→ **Objective**
Reproduce the rows verbatim, starting at the beginning of the rows and ending at the line that contains "The particle y is at (330, 48).", including both ends. Leave the pictures out of your answer.

→ **Given data**

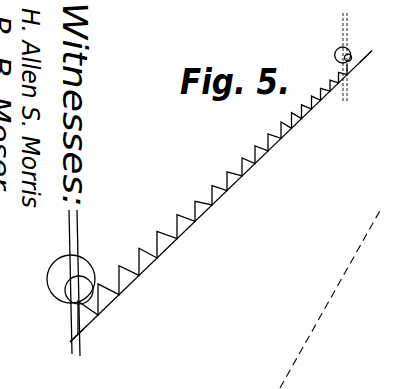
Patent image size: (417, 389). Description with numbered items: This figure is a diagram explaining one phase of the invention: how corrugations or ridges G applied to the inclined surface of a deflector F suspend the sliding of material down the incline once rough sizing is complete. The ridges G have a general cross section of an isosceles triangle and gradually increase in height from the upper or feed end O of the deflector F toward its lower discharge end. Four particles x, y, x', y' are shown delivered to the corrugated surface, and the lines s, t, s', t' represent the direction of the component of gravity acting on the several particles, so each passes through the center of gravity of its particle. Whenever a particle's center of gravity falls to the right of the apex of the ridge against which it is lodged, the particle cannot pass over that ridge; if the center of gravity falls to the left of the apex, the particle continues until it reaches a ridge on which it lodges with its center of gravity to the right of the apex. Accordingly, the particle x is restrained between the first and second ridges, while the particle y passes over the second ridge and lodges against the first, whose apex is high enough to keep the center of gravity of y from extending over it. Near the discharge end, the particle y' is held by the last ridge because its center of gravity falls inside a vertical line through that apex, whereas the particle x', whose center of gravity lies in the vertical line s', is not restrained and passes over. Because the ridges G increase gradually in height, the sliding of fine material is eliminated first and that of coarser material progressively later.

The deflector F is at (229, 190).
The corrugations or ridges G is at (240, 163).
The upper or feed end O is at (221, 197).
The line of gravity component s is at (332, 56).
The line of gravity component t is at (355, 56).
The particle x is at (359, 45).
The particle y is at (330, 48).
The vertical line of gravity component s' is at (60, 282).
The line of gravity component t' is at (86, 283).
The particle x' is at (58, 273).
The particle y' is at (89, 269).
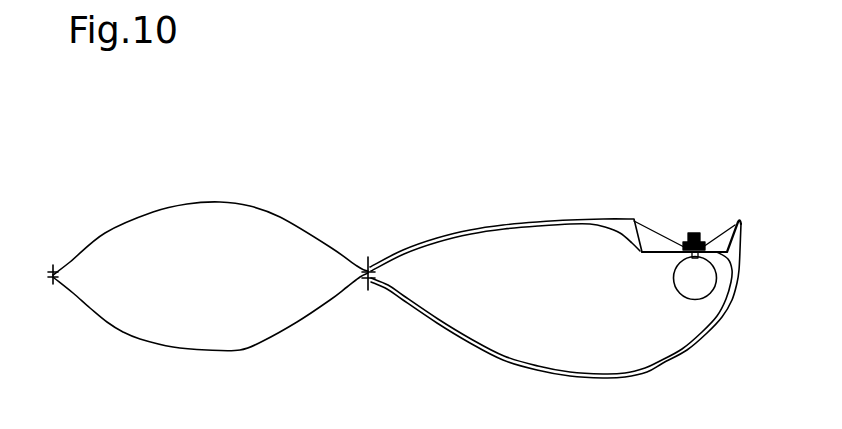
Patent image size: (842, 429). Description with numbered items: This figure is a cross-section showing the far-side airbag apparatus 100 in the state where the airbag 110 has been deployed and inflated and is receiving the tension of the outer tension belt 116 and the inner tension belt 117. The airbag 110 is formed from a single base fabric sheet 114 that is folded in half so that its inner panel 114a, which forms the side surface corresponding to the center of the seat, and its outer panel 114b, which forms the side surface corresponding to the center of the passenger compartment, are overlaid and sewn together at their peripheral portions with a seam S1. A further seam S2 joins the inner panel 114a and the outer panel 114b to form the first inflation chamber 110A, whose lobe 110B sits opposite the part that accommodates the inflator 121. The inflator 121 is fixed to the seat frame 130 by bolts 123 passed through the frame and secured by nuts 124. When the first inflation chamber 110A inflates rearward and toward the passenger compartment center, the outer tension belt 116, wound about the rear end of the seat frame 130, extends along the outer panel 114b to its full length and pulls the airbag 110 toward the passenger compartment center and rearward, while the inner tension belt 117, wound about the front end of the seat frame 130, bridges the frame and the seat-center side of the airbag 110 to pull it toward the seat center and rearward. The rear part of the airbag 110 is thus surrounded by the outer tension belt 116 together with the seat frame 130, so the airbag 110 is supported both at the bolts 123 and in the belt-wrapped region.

→ **Full solution**
Patent image size: (417, 389). Description with numbered items: This figure is a diagram explaining one phase of the invention: how corrugations or ridges G applied to the inclined surface of a deflector F suspend the sliding of material down the incline once rough sizing is complete. The ridges G have a general cross section of an isosceles triangle and gradually increase in height from the upper or feed end O of the deflector F toward its lower discharge end. Four particles x, y, x', y' are shown delivered to the corrugated surface, and the lines s, t, s', t' represent the direction of the component of gravity acting on the several particles, so each passes through the center of gravity of its particle. Whenever a particle's center of gravity falls to the right of the apex of the ridge against which it is lodged, the particle cannot pass over that ridge; if the center of gravity falls to the left of the apex, the particle continues until it reaches a ridge on which it lodges with its center of gravity to the right of the apex. Accordingly, the particle x is restrained between the first and second ridges, while the particle y passes over the second ridge and lodges against the first, whose apex is high enough to keep the center of gravity of y from extending over it. Near the discharge end, the particle y' is held by the last ridge because its center of gravity falls inside a vertical line through that apex, whereas the particle x', whose center of gravity lies in the vertical line s', is not restrained and passes over. Because the ridges G increase gradually in height, the sliding of fine material is eliminated first and that of coarser material progressively later.

The deflector F is at (229, 190).
The corrugations or ridges G is at (240, 163).
The upper or feed end O is at (221, 197).
The line of gravity component s is at (332, 56).
The line of gravity component t is at (355, 56).
The particle x is at (359, 45).
The particle y is at (330, 48).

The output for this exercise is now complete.